>> START Records to process

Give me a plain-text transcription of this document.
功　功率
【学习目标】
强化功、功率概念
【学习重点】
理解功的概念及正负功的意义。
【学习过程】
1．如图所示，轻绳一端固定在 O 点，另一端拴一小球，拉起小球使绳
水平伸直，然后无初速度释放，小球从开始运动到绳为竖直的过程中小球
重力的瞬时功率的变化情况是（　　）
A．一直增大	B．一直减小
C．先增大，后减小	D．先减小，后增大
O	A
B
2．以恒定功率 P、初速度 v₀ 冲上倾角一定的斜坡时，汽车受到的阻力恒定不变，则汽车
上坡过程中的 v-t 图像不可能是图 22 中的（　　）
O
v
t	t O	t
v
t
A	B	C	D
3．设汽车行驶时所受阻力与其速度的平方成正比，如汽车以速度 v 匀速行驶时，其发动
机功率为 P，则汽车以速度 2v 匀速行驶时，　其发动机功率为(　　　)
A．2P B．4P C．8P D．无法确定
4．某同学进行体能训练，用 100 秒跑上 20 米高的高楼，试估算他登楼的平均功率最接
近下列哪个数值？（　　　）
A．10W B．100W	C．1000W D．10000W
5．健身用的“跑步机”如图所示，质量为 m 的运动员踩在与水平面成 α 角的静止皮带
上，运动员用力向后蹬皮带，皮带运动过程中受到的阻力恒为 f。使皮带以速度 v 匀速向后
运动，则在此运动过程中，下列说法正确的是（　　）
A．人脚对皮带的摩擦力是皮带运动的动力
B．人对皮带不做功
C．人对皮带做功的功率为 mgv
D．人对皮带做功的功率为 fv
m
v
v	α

>> END Records to process

### The task
Show all lines in the entries above where the word "如图所示" appears.

### Result of this exercise
1．如图所示，轻绳一端固定在 O 点，另一端拴一小球，拉起小球使绳
5．健身用的“跑步机”如图所示，质量为 m 的运动员踩在与水平面成 α 角的静止皮带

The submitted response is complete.